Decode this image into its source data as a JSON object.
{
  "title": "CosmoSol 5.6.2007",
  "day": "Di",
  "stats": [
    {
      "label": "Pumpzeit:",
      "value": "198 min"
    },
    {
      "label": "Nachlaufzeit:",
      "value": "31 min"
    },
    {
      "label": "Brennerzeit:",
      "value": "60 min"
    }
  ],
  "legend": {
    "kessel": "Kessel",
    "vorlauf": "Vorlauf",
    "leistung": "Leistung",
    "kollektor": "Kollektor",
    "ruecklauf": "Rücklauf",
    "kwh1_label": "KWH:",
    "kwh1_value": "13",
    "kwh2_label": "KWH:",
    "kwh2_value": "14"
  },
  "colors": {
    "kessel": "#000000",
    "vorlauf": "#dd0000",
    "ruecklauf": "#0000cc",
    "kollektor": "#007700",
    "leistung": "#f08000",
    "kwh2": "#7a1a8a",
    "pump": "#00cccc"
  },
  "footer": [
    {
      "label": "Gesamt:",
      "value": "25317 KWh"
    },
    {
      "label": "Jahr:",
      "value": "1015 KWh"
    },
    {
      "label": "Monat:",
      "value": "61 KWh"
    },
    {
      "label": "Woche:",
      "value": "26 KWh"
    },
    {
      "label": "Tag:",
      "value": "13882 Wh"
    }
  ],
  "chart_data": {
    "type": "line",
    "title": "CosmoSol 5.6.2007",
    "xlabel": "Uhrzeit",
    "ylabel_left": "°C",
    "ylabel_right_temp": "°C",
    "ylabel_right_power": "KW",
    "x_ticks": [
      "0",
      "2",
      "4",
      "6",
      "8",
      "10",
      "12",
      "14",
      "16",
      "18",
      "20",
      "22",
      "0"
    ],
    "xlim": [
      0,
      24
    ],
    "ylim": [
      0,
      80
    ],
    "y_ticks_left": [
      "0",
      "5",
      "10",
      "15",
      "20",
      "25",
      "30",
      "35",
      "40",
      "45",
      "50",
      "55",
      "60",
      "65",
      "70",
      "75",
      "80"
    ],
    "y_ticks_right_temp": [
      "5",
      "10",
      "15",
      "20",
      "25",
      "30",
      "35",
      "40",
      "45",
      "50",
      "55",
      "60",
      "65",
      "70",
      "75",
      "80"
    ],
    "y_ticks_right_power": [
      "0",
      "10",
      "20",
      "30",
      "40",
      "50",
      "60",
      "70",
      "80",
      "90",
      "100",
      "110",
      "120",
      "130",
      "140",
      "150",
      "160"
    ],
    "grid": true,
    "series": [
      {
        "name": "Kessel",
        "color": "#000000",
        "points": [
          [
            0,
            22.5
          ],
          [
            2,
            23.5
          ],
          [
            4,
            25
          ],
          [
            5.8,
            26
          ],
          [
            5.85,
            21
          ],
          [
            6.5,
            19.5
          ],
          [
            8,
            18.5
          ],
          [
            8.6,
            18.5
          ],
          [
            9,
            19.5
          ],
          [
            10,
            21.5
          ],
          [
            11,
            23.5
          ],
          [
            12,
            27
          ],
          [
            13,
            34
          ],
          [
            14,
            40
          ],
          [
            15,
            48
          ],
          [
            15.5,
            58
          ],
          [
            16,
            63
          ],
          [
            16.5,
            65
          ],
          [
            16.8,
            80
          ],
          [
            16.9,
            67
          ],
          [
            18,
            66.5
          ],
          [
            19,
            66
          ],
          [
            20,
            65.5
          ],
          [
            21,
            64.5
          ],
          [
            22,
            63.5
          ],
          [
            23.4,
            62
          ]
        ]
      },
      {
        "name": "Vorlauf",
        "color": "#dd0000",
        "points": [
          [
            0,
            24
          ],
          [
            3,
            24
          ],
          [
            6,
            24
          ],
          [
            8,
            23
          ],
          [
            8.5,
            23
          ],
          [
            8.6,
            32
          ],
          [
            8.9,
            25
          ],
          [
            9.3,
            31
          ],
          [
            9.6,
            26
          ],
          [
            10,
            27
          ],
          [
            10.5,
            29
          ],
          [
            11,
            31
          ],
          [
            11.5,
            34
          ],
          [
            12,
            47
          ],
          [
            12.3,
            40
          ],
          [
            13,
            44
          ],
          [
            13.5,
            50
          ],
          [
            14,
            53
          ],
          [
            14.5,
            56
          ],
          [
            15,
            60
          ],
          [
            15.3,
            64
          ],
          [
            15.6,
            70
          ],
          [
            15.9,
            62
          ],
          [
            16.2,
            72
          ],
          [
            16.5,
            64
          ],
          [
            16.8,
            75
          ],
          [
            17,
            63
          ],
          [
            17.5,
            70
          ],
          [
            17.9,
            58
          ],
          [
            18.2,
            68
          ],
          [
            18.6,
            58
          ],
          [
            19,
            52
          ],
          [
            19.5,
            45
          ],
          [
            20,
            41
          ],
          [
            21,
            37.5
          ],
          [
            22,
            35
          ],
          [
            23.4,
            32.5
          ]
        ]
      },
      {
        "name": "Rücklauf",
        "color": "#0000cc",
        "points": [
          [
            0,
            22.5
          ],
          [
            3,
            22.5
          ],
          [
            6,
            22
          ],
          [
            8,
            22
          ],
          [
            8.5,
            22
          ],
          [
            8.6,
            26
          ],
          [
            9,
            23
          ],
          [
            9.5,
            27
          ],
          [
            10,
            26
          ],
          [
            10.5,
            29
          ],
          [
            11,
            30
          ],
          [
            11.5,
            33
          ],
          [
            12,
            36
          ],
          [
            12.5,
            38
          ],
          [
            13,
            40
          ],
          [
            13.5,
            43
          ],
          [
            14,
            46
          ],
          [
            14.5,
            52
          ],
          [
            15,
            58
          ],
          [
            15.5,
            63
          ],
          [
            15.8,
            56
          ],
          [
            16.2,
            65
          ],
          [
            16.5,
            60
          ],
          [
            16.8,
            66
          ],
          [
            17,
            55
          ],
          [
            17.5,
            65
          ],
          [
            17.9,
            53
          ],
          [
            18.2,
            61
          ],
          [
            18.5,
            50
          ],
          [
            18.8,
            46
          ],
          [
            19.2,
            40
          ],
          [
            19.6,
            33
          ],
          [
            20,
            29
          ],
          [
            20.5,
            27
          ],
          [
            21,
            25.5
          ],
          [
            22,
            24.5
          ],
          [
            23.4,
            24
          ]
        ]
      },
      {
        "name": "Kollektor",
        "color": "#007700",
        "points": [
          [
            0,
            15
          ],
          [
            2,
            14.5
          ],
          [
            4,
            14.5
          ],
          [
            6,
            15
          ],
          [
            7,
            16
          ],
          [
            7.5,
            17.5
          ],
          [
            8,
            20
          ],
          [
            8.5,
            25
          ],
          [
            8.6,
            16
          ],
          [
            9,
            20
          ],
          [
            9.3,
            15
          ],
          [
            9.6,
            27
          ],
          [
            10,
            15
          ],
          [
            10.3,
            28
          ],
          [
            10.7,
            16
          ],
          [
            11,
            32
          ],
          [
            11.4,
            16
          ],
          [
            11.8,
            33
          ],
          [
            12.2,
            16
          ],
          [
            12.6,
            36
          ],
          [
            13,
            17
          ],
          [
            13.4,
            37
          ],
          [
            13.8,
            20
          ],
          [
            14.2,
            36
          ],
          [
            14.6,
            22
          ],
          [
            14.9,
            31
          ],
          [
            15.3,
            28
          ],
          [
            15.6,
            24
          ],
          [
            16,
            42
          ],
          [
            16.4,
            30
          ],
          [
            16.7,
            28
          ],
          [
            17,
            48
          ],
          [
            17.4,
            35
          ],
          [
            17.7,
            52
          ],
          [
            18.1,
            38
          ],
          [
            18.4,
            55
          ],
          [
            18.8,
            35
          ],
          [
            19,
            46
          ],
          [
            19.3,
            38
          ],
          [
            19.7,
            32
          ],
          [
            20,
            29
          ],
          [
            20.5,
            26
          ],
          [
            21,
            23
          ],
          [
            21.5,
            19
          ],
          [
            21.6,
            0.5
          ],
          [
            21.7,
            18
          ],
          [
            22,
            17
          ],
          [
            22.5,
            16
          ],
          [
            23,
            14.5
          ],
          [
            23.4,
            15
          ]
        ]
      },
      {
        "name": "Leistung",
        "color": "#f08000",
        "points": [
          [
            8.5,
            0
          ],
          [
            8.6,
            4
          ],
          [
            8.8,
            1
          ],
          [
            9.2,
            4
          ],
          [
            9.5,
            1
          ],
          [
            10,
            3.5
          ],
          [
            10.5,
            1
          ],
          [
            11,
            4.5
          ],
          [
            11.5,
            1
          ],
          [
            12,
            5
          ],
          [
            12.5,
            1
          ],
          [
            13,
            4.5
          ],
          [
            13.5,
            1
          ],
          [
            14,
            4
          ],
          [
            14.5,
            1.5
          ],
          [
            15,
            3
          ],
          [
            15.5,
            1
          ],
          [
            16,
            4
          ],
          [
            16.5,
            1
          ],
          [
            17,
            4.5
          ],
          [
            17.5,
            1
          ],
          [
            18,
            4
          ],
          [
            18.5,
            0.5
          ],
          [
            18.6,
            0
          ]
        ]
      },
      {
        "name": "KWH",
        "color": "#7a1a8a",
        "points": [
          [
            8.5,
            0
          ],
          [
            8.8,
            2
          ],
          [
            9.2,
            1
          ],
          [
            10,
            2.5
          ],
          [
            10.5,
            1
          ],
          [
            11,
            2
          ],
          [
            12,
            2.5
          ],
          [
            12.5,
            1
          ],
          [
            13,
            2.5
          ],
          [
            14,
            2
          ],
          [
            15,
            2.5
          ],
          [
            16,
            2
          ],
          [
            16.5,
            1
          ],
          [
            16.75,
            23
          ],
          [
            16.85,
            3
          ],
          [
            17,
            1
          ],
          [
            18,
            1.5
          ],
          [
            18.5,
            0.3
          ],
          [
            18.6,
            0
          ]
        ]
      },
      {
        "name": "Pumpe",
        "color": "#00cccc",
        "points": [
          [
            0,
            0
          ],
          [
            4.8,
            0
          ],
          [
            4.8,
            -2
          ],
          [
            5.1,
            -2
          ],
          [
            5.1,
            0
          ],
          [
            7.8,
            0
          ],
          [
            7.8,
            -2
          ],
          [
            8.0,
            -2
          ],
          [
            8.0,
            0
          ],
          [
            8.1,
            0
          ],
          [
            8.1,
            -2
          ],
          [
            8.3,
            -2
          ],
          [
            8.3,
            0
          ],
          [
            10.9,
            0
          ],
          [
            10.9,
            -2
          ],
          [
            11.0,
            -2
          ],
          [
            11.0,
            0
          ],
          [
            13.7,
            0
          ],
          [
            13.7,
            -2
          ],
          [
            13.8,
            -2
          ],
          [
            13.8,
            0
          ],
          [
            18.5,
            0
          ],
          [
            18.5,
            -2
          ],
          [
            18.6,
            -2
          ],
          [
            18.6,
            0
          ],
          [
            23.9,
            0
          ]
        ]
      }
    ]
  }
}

____________

• Aim
Identify each line in the records above that contains the word "name", and copy it out in full.

• Reply to the task
        "name": "Kessel",
        "name": "Vorlauf",
        "name": "Rücklauf",
        "name": "Kollektor",
        "name": "Leistung",
        "name": "KWH",
        "name": "Pumpe",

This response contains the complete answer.